- [Work instructions] Reproduce every one of the entries below verbatim, line for line, with nothing added, dropped, or changed.

::::::::

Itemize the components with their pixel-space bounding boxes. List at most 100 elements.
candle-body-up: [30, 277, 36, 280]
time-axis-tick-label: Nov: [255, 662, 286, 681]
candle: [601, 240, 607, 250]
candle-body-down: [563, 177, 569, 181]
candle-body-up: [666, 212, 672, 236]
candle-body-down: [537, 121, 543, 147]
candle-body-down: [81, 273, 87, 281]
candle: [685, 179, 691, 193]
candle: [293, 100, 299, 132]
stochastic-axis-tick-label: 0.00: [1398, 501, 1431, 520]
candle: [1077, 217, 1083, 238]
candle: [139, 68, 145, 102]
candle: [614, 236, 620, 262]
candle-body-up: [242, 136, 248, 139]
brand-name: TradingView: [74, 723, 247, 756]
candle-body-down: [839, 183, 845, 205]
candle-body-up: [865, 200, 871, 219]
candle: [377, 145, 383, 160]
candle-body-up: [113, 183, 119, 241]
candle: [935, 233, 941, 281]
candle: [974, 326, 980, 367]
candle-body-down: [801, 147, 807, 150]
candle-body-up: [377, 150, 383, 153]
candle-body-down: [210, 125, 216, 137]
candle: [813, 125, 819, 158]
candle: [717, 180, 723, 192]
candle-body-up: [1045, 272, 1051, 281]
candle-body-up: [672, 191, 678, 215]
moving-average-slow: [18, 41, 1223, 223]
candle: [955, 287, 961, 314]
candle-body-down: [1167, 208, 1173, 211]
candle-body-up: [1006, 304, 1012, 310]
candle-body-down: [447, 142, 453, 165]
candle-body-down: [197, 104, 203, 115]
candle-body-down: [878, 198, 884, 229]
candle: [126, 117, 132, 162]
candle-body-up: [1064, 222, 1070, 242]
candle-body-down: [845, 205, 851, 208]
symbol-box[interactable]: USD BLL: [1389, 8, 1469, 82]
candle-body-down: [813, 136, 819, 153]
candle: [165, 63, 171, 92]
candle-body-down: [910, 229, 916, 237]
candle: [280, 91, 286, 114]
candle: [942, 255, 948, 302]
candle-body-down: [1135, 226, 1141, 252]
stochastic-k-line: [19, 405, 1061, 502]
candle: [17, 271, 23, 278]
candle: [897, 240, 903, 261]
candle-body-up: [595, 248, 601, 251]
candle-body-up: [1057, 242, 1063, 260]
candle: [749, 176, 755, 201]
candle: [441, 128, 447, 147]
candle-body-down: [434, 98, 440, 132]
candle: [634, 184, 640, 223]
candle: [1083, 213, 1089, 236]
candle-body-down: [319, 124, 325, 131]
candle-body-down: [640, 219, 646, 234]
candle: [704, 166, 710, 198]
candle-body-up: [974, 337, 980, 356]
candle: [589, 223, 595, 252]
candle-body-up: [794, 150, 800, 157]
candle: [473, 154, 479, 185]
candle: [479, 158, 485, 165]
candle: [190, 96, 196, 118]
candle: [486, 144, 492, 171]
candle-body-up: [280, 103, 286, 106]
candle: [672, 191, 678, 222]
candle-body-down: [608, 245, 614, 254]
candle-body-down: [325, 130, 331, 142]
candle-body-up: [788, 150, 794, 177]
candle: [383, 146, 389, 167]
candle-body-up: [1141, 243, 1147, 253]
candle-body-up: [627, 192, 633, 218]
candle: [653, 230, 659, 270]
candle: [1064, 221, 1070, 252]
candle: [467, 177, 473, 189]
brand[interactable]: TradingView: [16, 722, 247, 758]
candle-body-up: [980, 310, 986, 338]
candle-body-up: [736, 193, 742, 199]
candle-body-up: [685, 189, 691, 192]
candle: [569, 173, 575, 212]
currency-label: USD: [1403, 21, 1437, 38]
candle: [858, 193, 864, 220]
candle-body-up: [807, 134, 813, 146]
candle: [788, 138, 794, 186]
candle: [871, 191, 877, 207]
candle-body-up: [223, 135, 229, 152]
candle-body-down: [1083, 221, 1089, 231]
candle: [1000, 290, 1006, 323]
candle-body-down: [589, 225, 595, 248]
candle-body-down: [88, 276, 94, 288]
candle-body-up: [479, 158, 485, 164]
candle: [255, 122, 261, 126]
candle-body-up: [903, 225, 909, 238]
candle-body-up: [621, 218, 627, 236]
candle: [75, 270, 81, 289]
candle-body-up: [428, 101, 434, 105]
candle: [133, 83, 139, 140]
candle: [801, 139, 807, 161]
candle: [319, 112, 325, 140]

::::::::

- [Task result]
Itemize the components with their pixel-space bounding boxes. List at most 100 elements.
candle-body-up: [30, 277, 36, 280]
time-axis-tick-label: Nov: [255, 662, 286, 681]
candle: [601, 240, 607, 250]
candle-body-down: [563, 177, 569, 181]
candle-body-up: [666, 212, 672, 236]
candle-body-down: [537, 121, 543, 147]
candle-body-down: [81, 273, 87, 281]
candle: [685, 179, 691, 193]
candle: [293, 100, 299, 132]
stochastic-axis-tick-label: 0.00: [1398, 501, 1431, 520]
candle: [1077, 217, 1083, 238]
candle: [139, 68, 145, 102]
candle: [614, 236, 620, 262]
candle-body-up: [242, 136, 248, 139]
brand-name: TradingView: [74, 723, 247, 756]
candle-body-down: [839, 183, 845, 205]
candle-body-up: [865, 200, 871, 219]
candle: [377, 145, 383, 160]
candle-body-up: [113, 183, 119, 241]
candle: [935, 233, 941, 281]
candle: [974, 326, 980, 367]
candle-body-down: [801, 147, 807, 150]
candle-body-up: [377, 150, 383, 153]
candle-body-down: [210, 125, 216, 137]
candle: [813, 125, 819, 158]
candle: [717, 180, 723, 192]
candle-body-up: [1045, 272, 1051, 281]
candle-body-up: [672, 191, 678, 215]
moving-average-slow: [18, 41, 1223, 223]
candle: [955, 287, 961, 314]
candle-body-down: [1167, 208, 1173, 211]
candle-body-up: [1006, 304, 1012, 310]
candle-body-down: [447, 142, 453, 165]
candle-body-down: [197, 104, 203, 115]
candle-body-down: [878, 198, 884, 229]
candle: [126, 117, 132, 162]
candle-body-up: [1064, 222, 1070, 242]
candle-body-down: [845, 205, 851, 208]
symbol-box[interactable]: USD BLL: [1389, 8, 1469, 82]
candle-body-down: [813, 136, 819, 153]
candle: [165, 63, 171, 92]
candle-body-down: [910, 229, 916, 237]
candle: [280, 91, 286, 114]
candle: [942, 255, 948, 302]
candle-body-down: [1135, 226, 1141, 252]
stochastic-k-line: [19, 405, 1061, 502]
candle: [17, 271, 23, 278]
candle: [897, 240, 903, 261]
candle-body-up: [595, 248, 601, 251]
candle-body-up: [1057, 242, 1063, 260]
candle: [749, 176, 755, 201]
candle: [441, 128, 447, 147]
candle-body-down: [434, 98, 440, 132]
candle: [634, 184, 640, 223]
candle: [1083, 213, 1089, 236]
candle-body-down: [319, 124, 325, 131]
candle-body-down: [640, 219, 646, 234]
candle: [704, 166, 710, 198]
candle-body-up: [974, 337, 980, 356]
candle: [589, 223, 595, 252]
candle-body-up: [794, 150, 800, 157]
candle: [473, 154, 479, 185]
candle: [479, 158, 485, 165]
candle: [190, 96, 196, 118]
candle: [486, 144, 492, 171]
candle-body-up: [280, 103, 286, 106]
candle: [672, 191, 678, 222]
candle-body-down: [608, 245, 614, 254]
candle-body-down: [325, 130, 331, 142]
candle-body-up: [788, 150, 794, 177]
candle: [383, 146, 389, 167]
candle-body-up: [1141, 243, 1147, 253]
candle-body-up: [627, 192, 633, 218]
candle: [653, 230, 659, 270]
candle: [1064, 221, 1070, 252]
candle: [467, 177, 473, 189]
brand[interactable]: TradingView: [16, 722, 247, 758]
candle-body-up: [980, 310, 986, 338]
candle-body-up: [736, 193, 742, 199]
candle-body-up: [685, 189, 691, 192]
candle: [569, 173, 575, 212]
currency-label: USD: [1403, 21, 1437, 38]
candle: [858, 193, 864, 220]
candle-body-up: [807, 134, 813, 146]
candle: [788, 138, 794, 186]
candle: [871, 191, 877, 207]
candle-body-up: [223, 135, 229, 152]
candle-body-down: [1083, 221, 1089, 231]
candle: [1000, 290, 1006, 323]
candle-body-down: [589, 225, 595, 248]
candle-body-down: [88, 276, 94, 288]
candle-body-up: [479, 158, 485, 164]
candle: [255, 122, 261, 126]
candle-body-up: [903, 225, 909, 238]
candle-body-up: [621, 218, 627, 236]
candle: [75, 270, 81, 289]
candle-body-up: [428, 101, 434, 105]
candle: [133, 83, 139, 140]
candle: [801, 139, 807, 161]
candle: [319, 112, 325, 140]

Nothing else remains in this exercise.